Make an exact copy of the data below, leaving out every picture.

[Start EXERCISE DATA]

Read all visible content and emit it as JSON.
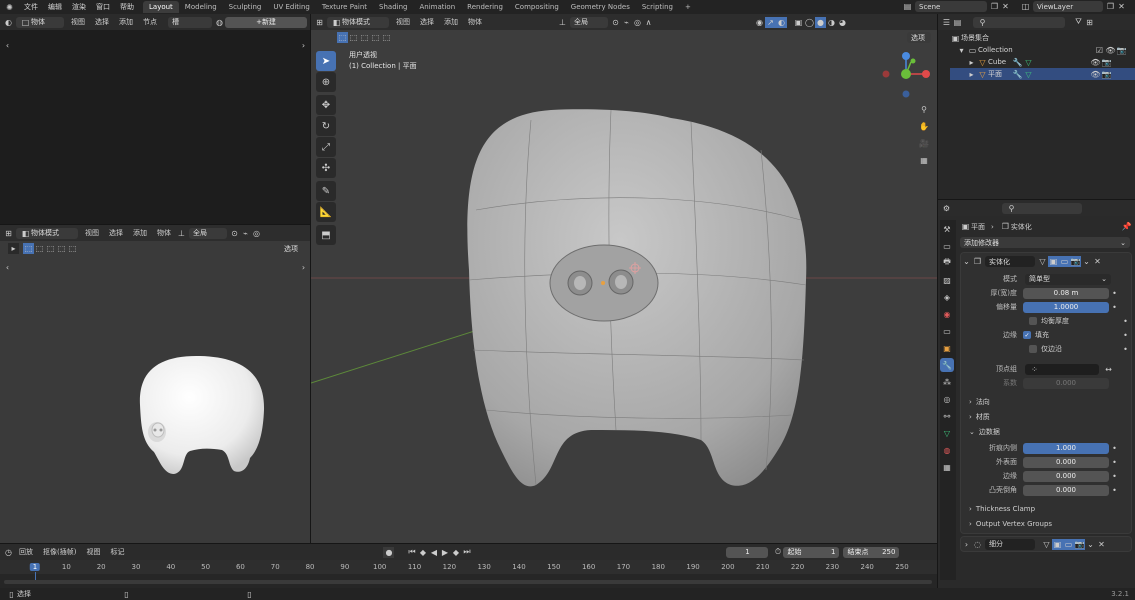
{
  "topmenu": {
    "items": [
      "文件",
      "编辑",
      "渲染",
      "窗口",
      "帮助"
    ]
  },
  "workspaces": [
    "Layout",
    "Modeling",
    "Sculpting",
    "UV Editing",
    "Texture Paint",
    "Shading",
    "Animation",
    "Rendering",
    "Compositing",
    "Geometry Nodes",
    "Scripting"
  ],
  "scene": {
    "name": "Scene",
    "viewlayer": "ViewLayer"
  },
  "node_editor": {
    "mode": "物体",
    "menus": [
      "视图",
      "选择",
      "添加",
      "节点"
    ],
    "slot": "槽",
    "new_btn": "新建"
  },
  "viewport_small": {
    "mode": "物体模式",
    "menus": [
      "视图",
      "选择",
      "添加",
      "物体"
    ],
    "orient": "全局",
    "options": "选项"
  },
  "viewport_main": {
    "mode": "物体模式",
    "menus": [
      "视图",
      "选择",
      "添加",
      "物体"
    ],
    "orient": "全局",
    "options": "选项",
    "view_name": "用户透视",
    "collection_line": "(1) Collection | 平面"
  },
  "outliner": {
    "root": "场景集合",
    "items": [
      {
        "name": "Collection",
        "depth": 0
      },
      {
        "name": "Cube",
        "depth": 1
      },
      {
        "name": "平面",
        "depth": 1
      }
    ]
  },
  "properties": {
    "breadcrumb_obj": "平面",
    "breadcrumb_mod": "实体化",
    "add_modifier": "添加修改器",
    "mod_name": "实体化",
    "rows": {
      "mode_lbl": "模式",
      "mode_val": "简单型",
      "thick_lbl": "厚(宽)度",
      "thick_val": "0.08 m",
      "offset_lbl": "偏移量",
      "offset_val": "1.0000",
      "even_lbl": "均衡厚度",
      "rim_lbl": "边缘",
      "fill_lbl": "填充",
      "rimonly_lbl": "仅边沿",
      "vgroup_lbl": "顶点组",
      "factor_lbl": "系数",
      "factor_val": "0.000"
    },
    "sections": {
      "normals": "法向",
      "materials": "材质",
      "edge_data": "边数据"
    },
    "edge_rows": {
      "crease_inner_lbl": "折痕内侧",
      "crease_inner_val": "1.000",
      "outer_lbl": "外表面",
      "outer_val": "0.000",
      "rim_lbl": "边缘",
      "rim_val": "0.000",
      "bevel_lbl": "凸壳倒角",
      "bevel_val": "0.000"
    },
    "thickness_clamp": "Thickness Clamp",
    "output_vgroups": "Output Vertex Groups",
    "mod2_name": "细分"
  },
  "timeline": {
    "menus": [
      "回放",
      "抠像(插帧)",
      "视图",
      "标记"
    ],
    "current": "1",
    "start_lbl": "起始",
    "start": "1",
    "end_lbl": "结束点",
    "end": "250",
    "ticks": [
      "1",
      "10",
      "20",
      "30",
      "40",
      "50",
      "60",
      "70",
      "80",
      "90",
      "100",
      "110",
      "120",
      "130",
      "140",
      "150",
      "160",
      "170",
      "180",
      "190",
      "200",
      "210",
      "220",
      "230",
      "240",
      "250"
    ]
  },
  "statusbar": {
    "left": "选择",
    "version": "3.2.1"
  },
  "colors": {
    "accent": "#4772b3",
    "active_frame": "#4772b3"
  }
}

[End EXERCISE DATA]

### EXERCISE RESPONSE
Read all visible content and emit it as JSON.
{
  "topmenu": {
    "items": [
      "文件",
      "编辑",
      "渲染",
      "窗口",
      "帮助"
    ]
  },
  "workspaces": [
    "Layout",
    "Modeling",
    "Sculpting",
    "UV Editing",
    "Texture Paint",
    "Shading",
    "Animation",
    "Rendering",
    "Compositing",
    "Geometry Nodes",
    "Scripting"
  ],
  "scene": {
    "name": "Scene",
    "viewlayer": "ViewLayer"
  },
  "node_editor": {
    "mode": "物体",
    "menus": [
      "视图",
      "选择",
      "添加",
      "节点"
    ],
    "slot": "槽",
    "new_btn": "新建"
  },
  "viewport_small": {
    "mode": "物体模式",
    "menus": [
      "视图",
      "选择",
      "添加",
      "物体"
    ],
    "orient": "全局",
    "options": "选项"
  },
  "viewport_main": {
    "mode": "物体模式",
    "menus": [
      "视图",
      "选择",
      "添加",
      "物体"
    ],
    "orient": "全局",
    "options": "选项",
    "view_name": "用户透视",
    "collection_line": "(1) Collection | 平面"
  },
  "outliner": {
    "root": "场景集合",
    "items": [
      {
        "name": "Collection",
        "depth": 0
      },
      {
        "name": "Cube",
        "depth": 1
      },
      {
        "name": "平面",
        "depth": 1
      }
    ]
  },
  "properties": {
    "breadcrumb_obj": "平面",
    "breadcrumb_mod": "实体化",
    "add_modifier": "添加修改器",
    "mod_name": "实体化",
    "rows": {
      "mode_lbl": "模式",
      "mode_val": "简单型",
      "thick_lbl": "厚(宽)度",
      "thick_val": "0.08 m",
      "offset_lbl": "偏移量",
      "offset_val": "1.0000",
      "even_lbl": "均衡厚度",
      "rim_lbl": "边缘",
      "fill_lbl": "填充",
      "rimonly_lbl": "仅边沿",
      "vgroup_lbl": "顶点组",
      "factor_lbl": "系数",
      "factor_val": "0.000"
    },
    "sections": {
      "normals": "法向",
      "materials": "材质",
      "edge_data": "边数据"
    },
    "edge_rows": {
      "crease_inner_lbl": "折痕内侧",
      "crease_inner_val": "1.000",
      "outer_lbl": "外表面",
      "outer_val": "0.000",
      "rim_lbl": "边缘",
      "rim_val": "0.000",
      "bevel_lbl": "凸壳倒角",
      "bevel_val": "0.000"
    },
    "thickness_clamp": "Thickness Clamp",
    "output_vgroups": "Output Vertex Groups",
    "mod2_name": "细分"
  },
  "timeline": {
    "menus": [
      "回放",
      "抠像(插帧)",
      "视图",
      "标记"
    ],
    "current": "1",
    "start_lbl": "起始",
    "start": "1",
    "end_lbl": "结束点",
    "end": "250",
    "ticks": [
      "1",
      "10",
      "20",
      "30",
      "40",
      "50",
      "60",
      "70",
      "80",
      "90",
      "100",
      "110",
      "120",
      "130",
      "140",
      "150",
      "160",
      "170",
      "180",
      "190",
      "200",
      "210",
      "220",
      "230",
      "240",
      "250"
    ]
  },
  "statusbar": {
    "left": "选择",
    "version": "3.2.1"
  },
  "colors": {
    "accent": "#4772b3",
    "active_frame": "#4772b3"
  }
}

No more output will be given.